◆ **WHAT YOU HAVE TO DO**: Pictures do not belong in the copy; transcribe everything else in the records exactly.

◆ **DATA SHOWN**:

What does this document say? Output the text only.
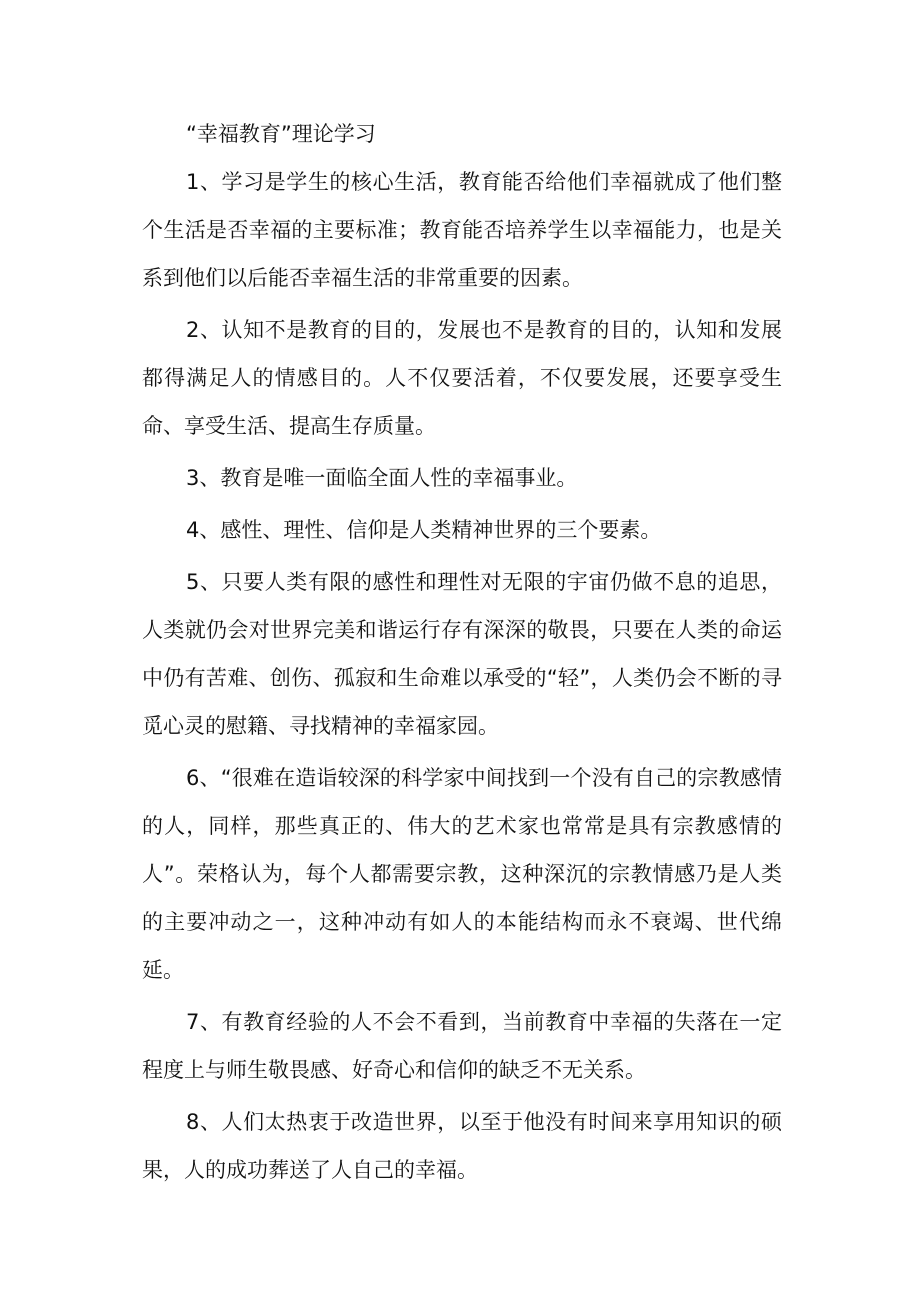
“幸福教育”理论学习

1、学习是学生的核心生活，教育能否给他们幸福就成了他们整个生活是否幸福的主要标准；教育能否培养学生以幸福能力，也是关系到他们以后能否幸福生活的非常重要的因素。

2、认知不是教育的目的，发展也不是教育的目的，认知和发展都得满足人的情感目的。人不仅要活着，不仅要发展，还要享受生命、享受生活、提高生存质量。

3、教育是唯一面临全面人性的幸福事业。

4、感性、理性、信仰是人类精神世界的三个要素。

5、只要人类有限的感性和理性对无限的宇宙仍做不息的追思，人类就仍会对世界完美和谐运行存有深深的敬畏，只要在人类的命运中仍有苦难、创伤、孤寂和生命难以承受的“轻”，人类仍会不断的寻觅心灵的慰籍、寻找精神的幸福家园。

6、“很难在造诣较深的科学家中间找到一个没有自己的宗教感情的人，同样，那些真正的、伟大的艺术家也常常是具有宗教感情的人”。荣格认为，每个人都需要宗教，这种深沉的宗教情感乃是人类的主要冲动之一，这种冲动有如人的本能结构而永不衰竭、世代绵延。

7、有教育经验的人不会不看到，当前教育中幸福的失落在一定程度上与师生敬畏感、好奇心和信仰的缺乏不无关系。

8、人们太热衷于改造世界，以至于他没有时间来享用知识的硕果，人的成功葬送了人自己的幸福。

◆ **REPLY**:
What does this document say? Output the text only.
“幸福教育”理论学习

1、学习是学生的核心生活，教育能否给他们幸福就成了他们整个生活是否幸福的主要标准；教育能否培养学生以幸福能力，也是关系到他们以后能否幸福生活的非常重要的因素。

2、认知不是教育的目的，发展也不是教育的目的，认知和发展都得满足人的情感目的。人不仅要活着，不仅要发展，还要享受生命、享受生活、提高生存质量。

3、教育是唯一面临全面人性的幸福事业。

4、感性、理性、信仰是人类精神世界的三个要素。

5、只要人类有限的感性和理性对无限的宇宙仍做不息的追思，人类就仍会对世界完美和谐运行存有深深的敬畏，只要在人类的命运中仍有苦难、创伤、孤寂和生命难以承受的“轻”，人类仍会不断的寻觅心灵的慰籍、寻找精神的幸福家园。

6、“很难在造诣较深的科学家中间找到一个没有自己的宗教感情的人，同样，那些真正的、伟大的艺术家也常常是具有宗教感情的人”。荣格认为，每个人都需要宗教，这种深沉的宗教情感乃是人类的主要冲动之一，这种冲动有如人的本能结构而永不衰竭、世代绵延。

7、有教育经验的人不会不看到，当前教育中幸福的失落在一定程度上与师生敬畏感、好奇心和信仰的缺乏不无关系。

8、人们太热衷于改造世界，以至于他没有时间来享用知识的硕果，人的成功葬送了人自己的幸福。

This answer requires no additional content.